TEXT PASSAGE
:::::

Posts from the ‘Things’ Category
Bees are a kind of ancient technology, nature’s tireless messengers between worlds. They gather cultures around them and help propagate crops and ideas. Texting and twittering are the great-grandchildren of bees.
The future of our species is inextricably linked to that of bees, so if they don’t survive, even our phones will cease to buzz. (Interestingly, our “buzzing” mobile phones is stressing out hives – learn more here.)
Listen below to bumble bees living in the doorway of Alan’s cottage:
In the Marble Arch Caves Geopark bees continue to ply defunct smugglers routes with bags of valuable honey, even now that the borders between “north” and “south” are open. Honey is a rich prize guarded fiercely by the bees, but even now there are people who happily risk their wrath once or twice a year to steal it from them. Farmer, Ignatius McGuire, shares his family townlands with wild bees and in summer the temptation is sometimes just too great.

:::::

STATED TASK A
Reproduce verbatim the data entries from the line with "bar-series-5 (725, 254, 732, 255)" up to and including the line with "bar-series-5 (224, 251, 231, 255)".

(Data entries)
:::::

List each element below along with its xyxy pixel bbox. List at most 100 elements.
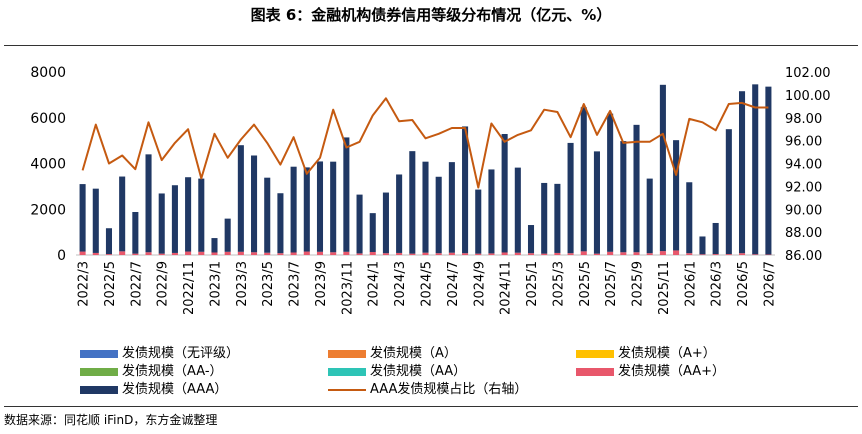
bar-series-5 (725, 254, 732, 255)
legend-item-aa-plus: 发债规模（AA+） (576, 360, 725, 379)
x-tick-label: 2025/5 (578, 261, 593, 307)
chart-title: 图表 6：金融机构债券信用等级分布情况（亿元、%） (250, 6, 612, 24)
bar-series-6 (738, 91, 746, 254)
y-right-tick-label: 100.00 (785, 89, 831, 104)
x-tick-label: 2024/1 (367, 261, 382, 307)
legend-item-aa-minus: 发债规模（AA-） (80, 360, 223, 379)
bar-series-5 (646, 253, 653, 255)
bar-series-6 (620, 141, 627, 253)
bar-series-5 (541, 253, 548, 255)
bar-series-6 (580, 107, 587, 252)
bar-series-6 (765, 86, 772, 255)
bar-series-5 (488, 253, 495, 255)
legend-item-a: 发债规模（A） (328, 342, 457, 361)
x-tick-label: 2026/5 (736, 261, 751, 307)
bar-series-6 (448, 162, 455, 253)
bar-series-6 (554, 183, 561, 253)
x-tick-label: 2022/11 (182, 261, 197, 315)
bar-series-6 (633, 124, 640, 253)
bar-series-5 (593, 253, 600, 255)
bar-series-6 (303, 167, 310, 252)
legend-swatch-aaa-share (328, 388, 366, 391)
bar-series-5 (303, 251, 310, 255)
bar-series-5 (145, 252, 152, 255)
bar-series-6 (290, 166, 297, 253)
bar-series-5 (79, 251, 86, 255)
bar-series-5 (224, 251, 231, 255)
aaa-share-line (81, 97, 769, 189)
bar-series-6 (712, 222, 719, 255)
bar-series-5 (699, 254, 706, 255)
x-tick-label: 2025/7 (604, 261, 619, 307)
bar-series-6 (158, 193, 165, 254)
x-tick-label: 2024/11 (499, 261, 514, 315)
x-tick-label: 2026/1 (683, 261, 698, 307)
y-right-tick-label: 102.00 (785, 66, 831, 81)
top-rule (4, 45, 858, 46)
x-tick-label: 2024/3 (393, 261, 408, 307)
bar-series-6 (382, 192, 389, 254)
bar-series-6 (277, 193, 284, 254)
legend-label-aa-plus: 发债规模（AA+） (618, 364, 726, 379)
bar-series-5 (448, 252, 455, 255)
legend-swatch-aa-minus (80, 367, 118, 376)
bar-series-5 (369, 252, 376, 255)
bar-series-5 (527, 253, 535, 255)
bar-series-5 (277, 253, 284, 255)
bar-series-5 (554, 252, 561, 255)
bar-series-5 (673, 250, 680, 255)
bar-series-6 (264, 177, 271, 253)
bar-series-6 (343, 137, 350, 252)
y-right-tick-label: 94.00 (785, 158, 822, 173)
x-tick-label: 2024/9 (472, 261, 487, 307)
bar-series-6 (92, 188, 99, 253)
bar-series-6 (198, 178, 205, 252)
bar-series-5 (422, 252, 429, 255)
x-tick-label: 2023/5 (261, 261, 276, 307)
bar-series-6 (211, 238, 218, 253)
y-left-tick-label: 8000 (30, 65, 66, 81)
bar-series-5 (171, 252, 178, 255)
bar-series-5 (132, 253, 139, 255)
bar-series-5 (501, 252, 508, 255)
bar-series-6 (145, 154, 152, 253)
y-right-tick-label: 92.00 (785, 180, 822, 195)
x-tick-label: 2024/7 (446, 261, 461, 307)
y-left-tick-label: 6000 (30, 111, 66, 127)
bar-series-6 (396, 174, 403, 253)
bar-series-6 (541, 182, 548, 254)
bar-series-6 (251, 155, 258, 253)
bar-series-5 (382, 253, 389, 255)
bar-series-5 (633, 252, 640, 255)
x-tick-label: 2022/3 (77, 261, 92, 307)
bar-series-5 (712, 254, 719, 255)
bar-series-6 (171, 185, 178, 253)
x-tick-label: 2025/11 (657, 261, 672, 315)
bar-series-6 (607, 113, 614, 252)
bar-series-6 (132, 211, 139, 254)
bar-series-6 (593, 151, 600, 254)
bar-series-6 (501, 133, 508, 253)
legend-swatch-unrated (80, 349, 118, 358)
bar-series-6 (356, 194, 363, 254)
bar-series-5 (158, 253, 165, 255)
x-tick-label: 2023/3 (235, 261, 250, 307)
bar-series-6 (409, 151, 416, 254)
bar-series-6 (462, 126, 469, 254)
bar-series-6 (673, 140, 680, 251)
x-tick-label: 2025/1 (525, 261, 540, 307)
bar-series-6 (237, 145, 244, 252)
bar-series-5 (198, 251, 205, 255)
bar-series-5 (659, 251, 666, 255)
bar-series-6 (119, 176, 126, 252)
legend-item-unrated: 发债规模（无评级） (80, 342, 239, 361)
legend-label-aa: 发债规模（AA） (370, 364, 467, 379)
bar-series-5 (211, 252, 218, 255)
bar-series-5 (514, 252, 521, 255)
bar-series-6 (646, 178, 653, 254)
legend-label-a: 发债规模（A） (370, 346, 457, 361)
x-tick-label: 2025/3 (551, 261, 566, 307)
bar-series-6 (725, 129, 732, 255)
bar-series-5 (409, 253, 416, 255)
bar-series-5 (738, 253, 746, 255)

:::::

STATED TASK B
In the bees text, why would even our phones cease to buzz if bees don't survive?

EXERCISE RESPONSE A
bar-series-5 (725, 254, 732, 255)
legend-item-aa-plus: 发债规模（AA+） (576, 360, 725, 379)
x-tick-label: 2025/5 (578, 261, 593, 307)
chart-title: 图表 6：金融机构债券信用等级分布情况（亿元、%） (250, 6, 612, 24)
bar-series-6 (738, 91, 746, 254)
y-right-tick-label: 100.00 (785, 89, 831, 104)
x-tick-label: 2024/1 (367, 261, 382, 307)
legend-item-aa-minus: 发债规模（AA-） (80, 360, 223, 379)
bar-series-5 (646, 253, 653, 255)
bar-series-6 (620, 141, 627, 253)
bar-series-5 (541, 253, 548, 255)
bar-series-6 (580, 107, 587, 252)
bar-series-6 (765, 86, 772, 255)
bar-series-5 (488, 253, 495, 255)
legend-item-a: 发债规模（A） (328, 342, 457, 361)
x-tick-label: 2026/5 (736, 261, 751, 307)
bar-series-6 (448, 162, 455, 253)
bar-series-6 (554, 183, 561, 253)
x-tick-label: 2022/11 (182, 261, 197, 315)
bar-series-6 (633, 124, 640, 253)
bar-series-5 (593, 253, 600, 255)
bar-series-6 (303, 167, 310, 252)
legend-swatch-aaa-share (328, 388, 366, 391)
bar-series-5 (303, 251, 310, 255)
bar-series-5 (145, 252, 152, 255)
bar-series-6 (290, 166, 297, 253)
bar-series-5 (79, 251, 86, 255)
bar-series-5 (224, 251, 231, 255)

EXERCISE RESPONSE B
The text says the future of our species is inextricably linked to that of bees. So if bees don't survive, our phones will stop buzzing too.